----- Material shown

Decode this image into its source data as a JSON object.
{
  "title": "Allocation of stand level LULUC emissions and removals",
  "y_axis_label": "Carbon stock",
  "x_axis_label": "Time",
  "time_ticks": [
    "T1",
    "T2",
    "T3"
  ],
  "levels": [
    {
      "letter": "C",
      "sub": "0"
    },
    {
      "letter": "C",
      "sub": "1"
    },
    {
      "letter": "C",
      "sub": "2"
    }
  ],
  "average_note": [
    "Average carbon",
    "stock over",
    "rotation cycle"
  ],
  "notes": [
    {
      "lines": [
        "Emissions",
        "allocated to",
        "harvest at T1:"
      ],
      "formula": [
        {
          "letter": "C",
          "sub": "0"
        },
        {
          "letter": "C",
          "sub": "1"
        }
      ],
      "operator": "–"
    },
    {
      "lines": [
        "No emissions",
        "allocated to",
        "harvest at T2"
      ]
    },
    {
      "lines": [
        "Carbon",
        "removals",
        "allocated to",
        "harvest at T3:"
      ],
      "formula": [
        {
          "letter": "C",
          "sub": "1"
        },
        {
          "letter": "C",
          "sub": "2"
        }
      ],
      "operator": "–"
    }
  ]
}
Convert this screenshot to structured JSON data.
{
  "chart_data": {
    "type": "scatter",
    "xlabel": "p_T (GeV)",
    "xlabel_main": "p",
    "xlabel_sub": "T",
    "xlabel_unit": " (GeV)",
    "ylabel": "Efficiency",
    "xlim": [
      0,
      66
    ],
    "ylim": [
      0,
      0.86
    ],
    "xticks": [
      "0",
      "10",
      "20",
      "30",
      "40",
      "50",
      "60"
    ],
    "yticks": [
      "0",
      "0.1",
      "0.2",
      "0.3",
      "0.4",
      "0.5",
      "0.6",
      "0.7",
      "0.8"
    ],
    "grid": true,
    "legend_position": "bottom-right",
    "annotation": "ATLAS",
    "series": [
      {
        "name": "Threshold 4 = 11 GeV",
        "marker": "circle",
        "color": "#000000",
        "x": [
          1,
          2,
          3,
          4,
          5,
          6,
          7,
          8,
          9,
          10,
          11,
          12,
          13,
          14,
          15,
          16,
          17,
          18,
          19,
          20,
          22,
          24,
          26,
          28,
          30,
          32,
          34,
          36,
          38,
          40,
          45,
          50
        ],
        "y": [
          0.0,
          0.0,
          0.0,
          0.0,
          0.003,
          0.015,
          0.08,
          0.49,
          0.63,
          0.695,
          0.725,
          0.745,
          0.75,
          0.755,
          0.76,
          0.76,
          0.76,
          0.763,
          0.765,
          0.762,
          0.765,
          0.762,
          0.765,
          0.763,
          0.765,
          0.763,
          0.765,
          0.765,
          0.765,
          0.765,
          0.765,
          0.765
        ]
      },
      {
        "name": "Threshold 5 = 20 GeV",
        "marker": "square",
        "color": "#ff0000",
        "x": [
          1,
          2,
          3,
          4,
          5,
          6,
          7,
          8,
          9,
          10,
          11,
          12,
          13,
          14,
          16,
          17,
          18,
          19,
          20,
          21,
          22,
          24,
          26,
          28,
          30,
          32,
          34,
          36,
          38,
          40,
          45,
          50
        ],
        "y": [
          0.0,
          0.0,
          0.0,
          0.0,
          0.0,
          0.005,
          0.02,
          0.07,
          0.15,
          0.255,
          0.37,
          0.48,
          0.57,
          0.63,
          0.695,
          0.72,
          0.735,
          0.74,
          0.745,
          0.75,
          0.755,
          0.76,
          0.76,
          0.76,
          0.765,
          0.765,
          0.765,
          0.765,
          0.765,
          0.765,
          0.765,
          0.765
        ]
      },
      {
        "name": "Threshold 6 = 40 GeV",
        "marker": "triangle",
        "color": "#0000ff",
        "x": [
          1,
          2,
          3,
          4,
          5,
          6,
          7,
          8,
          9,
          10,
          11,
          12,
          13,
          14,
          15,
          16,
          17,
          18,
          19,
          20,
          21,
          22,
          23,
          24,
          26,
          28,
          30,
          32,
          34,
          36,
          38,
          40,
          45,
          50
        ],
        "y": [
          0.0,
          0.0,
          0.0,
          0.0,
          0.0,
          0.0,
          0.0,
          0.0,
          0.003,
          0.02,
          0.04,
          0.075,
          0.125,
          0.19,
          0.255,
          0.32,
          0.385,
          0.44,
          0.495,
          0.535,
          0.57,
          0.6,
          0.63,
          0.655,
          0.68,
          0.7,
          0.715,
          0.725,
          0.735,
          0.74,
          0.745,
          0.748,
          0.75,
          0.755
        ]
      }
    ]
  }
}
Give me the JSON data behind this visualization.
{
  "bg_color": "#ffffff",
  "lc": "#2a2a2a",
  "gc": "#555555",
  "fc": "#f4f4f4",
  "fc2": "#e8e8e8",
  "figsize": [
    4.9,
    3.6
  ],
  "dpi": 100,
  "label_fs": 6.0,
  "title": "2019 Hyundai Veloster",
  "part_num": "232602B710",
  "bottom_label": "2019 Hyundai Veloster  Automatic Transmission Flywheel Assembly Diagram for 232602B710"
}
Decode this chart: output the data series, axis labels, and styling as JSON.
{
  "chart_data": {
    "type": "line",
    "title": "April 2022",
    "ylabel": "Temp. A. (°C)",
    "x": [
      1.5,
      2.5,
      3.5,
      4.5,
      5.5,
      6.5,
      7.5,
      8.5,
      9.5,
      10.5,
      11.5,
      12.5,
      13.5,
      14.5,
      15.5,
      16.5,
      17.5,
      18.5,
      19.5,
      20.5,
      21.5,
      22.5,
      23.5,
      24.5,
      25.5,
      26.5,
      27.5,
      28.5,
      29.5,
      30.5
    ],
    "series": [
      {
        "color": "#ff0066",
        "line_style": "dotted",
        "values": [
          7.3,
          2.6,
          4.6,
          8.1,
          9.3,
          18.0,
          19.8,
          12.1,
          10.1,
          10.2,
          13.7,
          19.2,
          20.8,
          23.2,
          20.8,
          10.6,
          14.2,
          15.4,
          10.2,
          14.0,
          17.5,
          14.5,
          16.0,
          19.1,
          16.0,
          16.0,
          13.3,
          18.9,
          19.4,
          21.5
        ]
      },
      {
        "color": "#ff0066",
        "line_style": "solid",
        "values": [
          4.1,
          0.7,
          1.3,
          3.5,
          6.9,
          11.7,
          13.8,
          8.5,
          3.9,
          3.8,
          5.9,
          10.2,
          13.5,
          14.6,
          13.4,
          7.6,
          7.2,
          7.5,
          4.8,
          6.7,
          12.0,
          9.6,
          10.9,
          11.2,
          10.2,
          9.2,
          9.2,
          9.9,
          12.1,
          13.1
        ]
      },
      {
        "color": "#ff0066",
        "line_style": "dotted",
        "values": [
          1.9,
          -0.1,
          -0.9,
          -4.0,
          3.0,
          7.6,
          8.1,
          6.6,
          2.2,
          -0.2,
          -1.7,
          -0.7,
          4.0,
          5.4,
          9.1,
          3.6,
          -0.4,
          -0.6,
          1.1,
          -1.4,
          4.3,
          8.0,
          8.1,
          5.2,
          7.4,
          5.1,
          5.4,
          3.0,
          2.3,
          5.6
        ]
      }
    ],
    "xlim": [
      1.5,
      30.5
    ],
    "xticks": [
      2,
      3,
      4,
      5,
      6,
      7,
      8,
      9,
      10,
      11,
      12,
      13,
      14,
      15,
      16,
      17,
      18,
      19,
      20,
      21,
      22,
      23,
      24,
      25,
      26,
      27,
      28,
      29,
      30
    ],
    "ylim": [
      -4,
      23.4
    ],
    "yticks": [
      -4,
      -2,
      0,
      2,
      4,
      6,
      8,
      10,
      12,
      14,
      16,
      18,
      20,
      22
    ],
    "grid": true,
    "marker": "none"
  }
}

----------

■ Required work: Pull out every line in the data above that has the word "removals".

■ Completed task:
  "title": "Allocation of stand level LULUC emissions and removals",
        "removals",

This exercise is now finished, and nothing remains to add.